**Entries shown**
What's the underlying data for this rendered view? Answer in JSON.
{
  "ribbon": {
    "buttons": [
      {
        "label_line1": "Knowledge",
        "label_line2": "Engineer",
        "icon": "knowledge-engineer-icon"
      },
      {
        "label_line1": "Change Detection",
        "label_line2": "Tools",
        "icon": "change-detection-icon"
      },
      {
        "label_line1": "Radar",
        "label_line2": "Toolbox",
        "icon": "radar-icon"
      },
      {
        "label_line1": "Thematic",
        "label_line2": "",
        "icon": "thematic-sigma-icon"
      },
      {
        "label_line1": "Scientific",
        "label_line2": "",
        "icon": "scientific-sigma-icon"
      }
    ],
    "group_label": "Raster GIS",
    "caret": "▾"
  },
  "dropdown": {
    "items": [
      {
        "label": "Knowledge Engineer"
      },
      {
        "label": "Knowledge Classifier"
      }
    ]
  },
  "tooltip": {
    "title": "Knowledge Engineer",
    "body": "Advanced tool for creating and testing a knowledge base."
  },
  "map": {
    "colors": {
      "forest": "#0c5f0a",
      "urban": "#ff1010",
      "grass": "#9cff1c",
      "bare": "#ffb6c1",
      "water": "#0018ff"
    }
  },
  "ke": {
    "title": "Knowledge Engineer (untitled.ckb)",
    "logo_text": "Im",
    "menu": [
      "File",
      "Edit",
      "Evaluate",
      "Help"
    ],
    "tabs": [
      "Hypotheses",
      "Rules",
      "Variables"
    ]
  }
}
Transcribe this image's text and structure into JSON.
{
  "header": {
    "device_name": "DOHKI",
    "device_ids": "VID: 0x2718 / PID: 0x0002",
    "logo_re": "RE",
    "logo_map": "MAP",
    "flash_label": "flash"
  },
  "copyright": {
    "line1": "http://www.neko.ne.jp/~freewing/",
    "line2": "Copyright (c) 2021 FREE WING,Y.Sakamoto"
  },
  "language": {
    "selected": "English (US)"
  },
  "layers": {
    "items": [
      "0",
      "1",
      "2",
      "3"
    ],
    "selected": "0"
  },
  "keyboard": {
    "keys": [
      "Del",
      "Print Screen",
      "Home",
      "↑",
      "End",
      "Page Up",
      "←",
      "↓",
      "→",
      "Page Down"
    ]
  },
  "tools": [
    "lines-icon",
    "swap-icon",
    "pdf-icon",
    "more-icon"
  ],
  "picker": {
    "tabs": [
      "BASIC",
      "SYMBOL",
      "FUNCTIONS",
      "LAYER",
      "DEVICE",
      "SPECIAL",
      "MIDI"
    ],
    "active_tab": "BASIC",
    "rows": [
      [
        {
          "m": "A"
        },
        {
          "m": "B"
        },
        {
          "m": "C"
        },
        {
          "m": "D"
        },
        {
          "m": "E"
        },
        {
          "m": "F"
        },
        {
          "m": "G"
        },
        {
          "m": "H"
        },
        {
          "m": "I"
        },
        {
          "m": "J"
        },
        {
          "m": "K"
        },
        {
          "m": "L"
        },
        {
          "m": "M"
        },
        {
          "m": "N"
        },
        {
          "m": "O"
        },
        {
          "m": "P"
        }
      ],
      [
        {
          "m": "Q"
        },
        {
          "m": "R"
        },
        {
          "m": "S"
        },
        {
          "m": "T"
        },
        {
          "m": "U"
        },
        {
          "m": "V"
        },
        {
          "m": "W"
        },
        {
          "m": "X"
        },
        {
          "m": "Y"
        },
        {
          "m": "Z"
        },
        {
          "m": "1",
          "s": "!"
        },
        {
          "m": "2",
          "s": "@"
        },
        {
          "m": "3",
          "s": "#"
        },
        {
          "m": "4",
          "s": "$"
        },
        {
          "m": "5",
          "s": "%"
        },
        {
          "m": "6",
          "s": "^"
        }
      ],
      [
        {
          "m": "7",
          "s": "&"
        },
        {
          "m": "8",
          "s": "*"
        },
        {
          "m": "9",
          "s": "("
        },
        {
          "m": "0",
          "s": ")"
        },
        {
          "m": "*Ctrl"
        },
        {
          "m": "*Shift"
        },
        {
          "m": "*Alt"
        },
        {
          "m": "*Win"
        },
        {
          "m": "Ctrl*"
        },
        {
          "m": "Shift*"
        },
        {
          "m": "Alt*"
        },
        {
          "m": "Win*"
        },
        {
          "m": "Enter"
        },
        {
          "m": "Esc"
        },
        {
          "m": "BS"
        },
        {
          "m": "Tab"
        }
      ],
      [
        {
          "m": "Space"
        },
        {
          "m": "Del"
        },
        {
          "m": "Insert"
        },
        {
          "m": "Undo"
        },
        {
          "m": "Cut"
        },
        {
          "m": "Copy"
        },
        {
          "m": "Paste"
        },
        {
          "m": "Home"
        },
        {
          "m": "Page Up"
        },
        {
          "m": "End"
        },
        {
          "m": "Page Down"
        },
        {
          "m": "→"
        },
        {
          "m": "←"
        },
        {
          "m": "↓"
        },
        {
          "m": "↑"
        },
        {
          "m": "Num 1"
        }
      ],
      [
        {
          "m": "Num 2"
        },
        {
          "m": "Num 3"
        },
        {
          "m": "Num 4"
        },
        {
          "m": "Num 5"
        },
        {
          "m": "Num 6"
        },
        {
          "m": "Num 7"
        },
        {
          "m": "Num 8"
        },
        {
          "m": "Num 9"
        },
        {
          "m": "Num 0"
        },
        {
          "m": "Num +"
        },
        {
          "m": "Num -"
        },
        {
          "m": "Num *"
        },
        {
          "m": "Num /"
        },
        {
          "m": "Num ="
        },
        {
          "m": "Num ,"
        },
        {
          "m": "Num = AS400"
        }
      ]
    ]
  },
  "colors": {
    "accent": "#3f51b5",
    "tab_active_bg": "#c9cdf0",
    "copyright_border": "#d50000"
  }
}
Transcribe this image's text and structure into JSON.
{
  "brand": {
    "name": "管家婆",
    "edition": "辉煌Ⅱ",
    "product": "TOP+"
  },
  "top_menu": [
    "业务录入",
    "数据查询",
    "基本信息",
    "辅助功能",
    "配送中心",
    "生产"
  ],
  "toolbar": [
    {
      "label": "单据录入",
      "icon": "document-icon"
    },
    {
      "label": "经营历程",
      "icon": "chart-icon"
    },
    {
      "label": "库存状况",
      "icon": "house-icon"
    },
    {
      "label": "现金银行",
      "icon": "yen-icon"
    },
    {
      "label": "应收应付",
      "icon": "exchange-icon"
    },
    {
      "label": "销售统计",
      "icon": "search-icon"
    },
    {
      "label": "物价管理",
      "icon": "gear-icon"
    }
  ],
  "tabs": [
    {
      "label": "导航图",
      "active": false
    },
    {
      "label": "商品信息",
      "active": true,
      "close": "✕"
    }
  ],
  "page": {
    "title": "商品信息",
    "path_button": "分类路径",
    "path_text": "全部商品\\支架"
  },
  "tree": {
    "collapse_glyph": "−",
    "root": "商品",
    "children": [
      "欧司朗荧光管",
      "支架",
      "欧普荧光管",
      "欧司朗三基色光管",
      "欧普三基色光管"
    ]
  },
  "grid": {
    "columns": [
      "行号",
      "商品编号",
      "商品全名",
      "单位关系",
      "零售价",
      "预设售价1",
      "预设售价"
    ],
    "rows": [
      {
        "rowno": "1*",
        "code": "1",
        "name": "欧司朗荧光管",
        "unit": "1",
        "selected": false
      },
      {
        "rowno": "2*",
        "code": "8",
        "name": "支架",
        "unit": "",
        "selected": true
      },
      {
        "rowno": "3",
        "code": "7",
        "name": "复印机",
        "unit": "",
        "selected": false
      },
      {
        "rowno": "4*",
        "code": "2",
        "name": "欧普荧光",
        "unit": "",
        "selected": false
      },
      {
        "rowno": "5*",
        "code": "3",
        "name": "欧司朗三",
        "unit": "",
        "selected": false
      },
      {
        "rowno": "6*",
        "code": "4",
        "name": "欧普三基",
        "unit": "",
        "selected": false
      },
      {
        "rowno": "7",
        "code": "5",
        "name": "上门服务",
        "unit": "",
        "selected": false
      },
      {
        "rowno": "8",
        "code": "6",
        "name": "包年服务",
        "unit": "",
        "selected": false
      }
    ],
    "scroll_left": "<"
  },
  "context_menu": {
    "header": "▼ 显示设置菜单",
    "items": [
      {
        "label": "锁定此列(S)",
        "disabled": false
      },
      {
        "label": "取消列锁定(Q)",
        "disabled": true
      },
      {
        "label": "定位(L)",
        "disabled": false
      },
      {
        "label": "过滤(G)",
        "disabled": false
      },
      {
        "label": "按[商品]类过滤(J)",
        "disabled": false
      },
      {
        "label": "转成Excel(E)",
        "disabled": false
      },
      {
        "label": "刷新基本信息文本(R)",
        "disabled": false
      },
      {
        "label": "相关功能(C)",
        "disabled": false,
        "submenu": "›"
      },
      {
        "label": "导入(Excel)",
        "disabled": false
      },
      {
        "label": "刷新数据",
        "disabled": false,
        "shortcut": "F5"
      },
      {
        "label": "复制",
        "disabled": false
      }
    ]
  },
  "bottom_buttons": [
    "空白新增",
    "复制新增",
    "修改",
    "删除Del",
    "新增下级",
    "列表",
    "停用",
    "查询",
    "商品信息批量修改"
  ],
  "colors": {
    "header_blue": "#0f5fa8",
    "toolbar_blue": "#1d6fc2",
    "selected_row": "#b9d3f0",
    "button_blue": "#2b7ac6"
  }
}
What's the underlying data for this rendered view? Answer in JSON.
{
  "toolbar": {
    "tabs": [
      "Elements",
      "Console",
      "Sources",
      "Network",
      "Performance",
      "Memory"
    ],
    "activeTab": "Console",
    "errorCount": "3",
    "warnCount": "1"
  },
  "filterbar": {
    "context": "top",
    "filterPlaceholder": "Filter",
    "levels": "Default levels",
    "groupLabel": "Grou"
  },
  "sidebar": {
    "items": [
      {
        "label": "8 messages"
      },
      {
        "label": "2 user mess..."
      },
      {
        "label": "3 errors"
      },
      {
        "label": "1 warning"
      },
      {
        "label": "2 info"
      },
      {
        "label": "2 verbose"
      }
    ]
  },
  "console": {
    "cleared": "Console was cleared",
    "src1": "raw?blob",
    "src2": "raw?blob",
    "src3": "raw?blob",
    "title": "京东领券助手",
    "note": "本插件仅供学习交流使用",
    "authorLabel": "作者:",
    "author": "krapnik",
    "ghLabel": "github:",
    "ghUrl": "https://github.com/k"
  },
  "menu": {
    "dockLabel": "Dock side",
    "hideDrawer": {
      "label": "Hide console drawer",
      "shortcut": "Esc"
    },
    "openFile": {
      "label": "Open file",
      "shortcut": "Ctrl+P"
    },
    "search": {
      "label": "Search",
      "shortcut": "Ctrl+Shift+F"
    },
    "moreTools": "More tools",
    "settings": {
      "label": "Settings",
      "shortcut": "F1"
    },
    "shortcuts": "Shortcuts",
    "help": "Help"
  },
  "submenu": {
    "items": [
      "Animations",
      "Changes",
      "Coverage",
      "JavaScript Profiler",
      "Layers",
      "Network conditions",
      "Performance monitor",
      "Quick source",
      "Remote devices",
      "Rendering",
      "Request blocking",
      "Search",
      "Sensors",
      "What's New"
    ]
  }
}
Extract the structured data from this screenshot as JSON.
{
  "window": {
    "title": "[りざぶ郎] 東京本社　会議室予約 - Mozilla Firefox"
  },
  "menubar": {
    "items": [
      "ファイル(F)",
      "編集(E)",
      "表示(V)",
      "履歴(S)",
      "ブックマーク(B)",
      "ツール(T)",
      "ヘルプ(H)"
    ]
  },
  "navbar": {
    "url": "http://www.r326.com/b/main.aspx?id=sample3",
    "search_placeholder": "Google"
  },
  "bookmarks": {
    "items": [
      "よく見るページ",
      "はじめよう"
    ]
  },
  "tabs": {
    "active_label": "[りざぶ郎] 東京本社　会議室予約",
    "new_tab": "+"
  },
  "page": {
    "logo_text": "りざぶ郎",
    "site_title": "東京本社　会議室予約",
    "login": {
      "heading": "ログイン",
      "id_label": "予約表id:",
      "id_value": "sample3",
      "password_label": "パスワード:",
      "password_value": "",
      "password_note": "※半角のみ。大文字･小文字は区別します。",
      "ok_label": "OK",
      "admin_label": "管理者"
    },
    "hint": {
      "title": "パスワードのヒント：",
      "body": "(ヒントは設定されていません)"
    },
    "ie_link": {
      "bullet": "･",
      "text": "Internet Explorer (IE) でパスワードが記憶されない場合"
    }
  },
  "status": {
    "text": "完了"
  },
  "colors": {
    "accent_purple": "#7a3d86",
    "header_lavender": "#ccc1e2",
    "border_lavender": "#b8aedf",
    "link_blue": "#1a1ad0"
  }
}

**Instructions for the task**
Copy every line above in which the string "りざぶ郎" shows up.

**Answer below**
    "title": "[りざぶ郎] 東京本社　会議室予約 - Mozilla Firefox"
    "active_label": "[りざぶ郎] 東京本社　会議室予約",
    "logo_text": "りざぶ郎",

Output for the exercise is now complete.